### EXERCISE DIRECTIONS
Reproduce the listing below exactly, minus its pictures.

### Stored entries
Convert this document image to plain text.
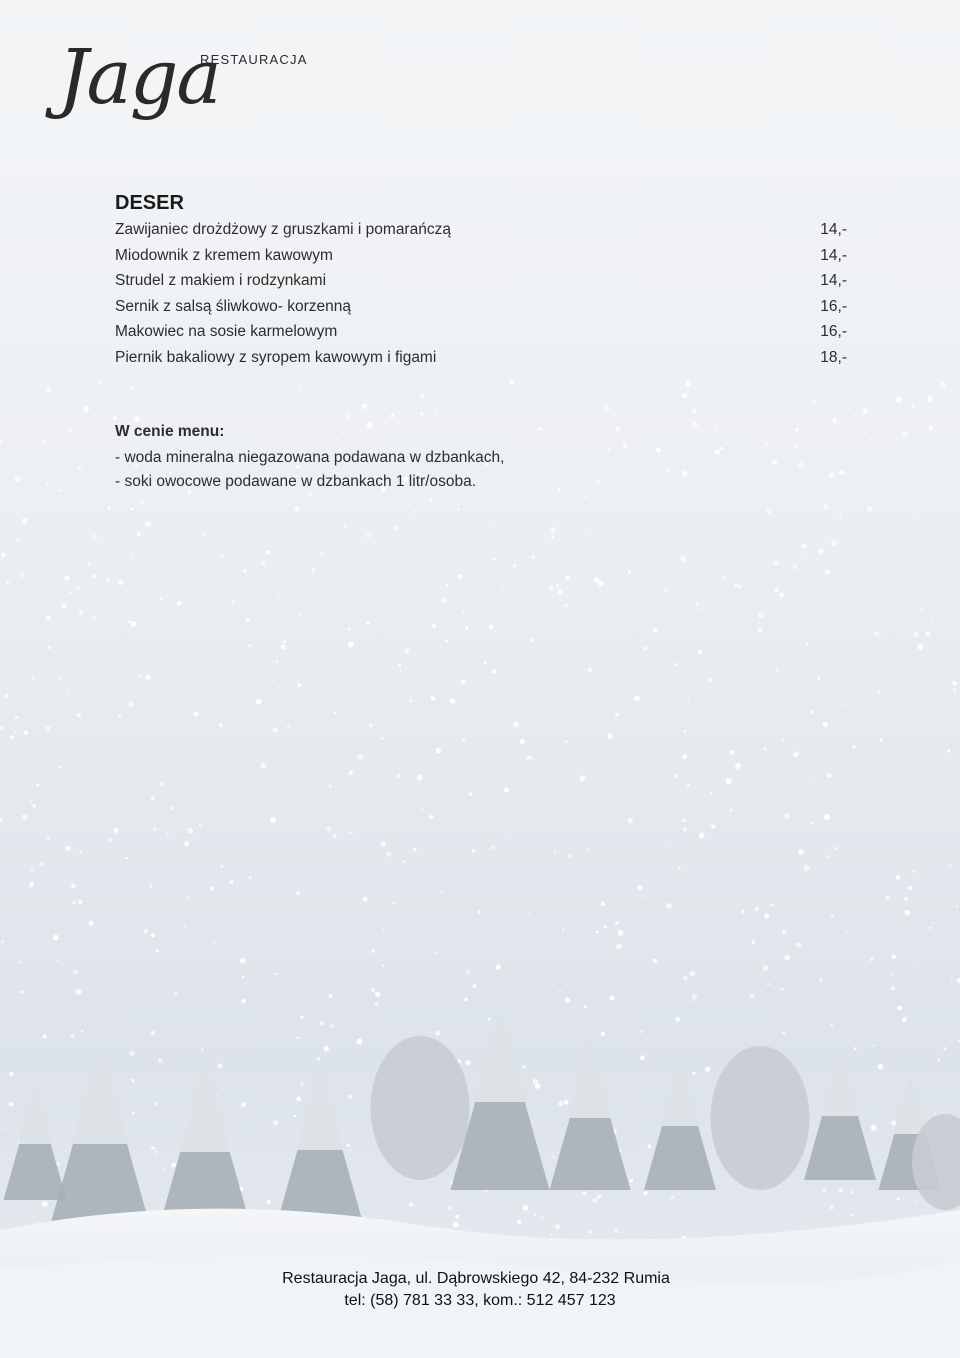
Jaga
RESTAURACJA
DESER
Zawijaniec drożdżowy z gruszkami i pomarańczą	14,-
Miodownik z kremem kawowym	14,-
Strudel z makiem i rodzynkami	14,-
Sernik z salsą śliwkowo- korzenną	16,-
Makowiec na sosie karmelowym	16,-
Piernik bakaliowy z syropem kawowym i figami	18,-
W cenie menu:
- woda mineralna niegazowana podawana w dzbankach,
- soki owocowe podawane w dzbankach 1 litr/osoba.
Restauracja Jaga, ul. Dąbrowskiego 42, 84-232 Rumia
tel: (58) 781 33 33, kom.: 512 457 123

### THE ANSWER
Convert this document image to plain text.
Jaga
RESTAURACJA
DESER
Zawijaniec drożdżowy z gruszkami i pomarańczą	14,-
Miodownik z kremem kawowym	14,-
Strudel z makiem i rodzynkami	14,-
Sernik z salsą śliwkowo- korzenną	16,-
Makowiec na sosie karmelowym	16,-
Piernik bakaliowy z syropem kawowym i figami	18,-
W cenie menu:
- woda mineralna niegazowana podawana w dzbankach,
- soki owocowe podawane w dzbankach 1 litr/osoba.
Restauracja Jaga, ul. Dąbrowskiego 42, 84-232 Rumia
tel: (58) 781 33 33, kom.: 512 457 123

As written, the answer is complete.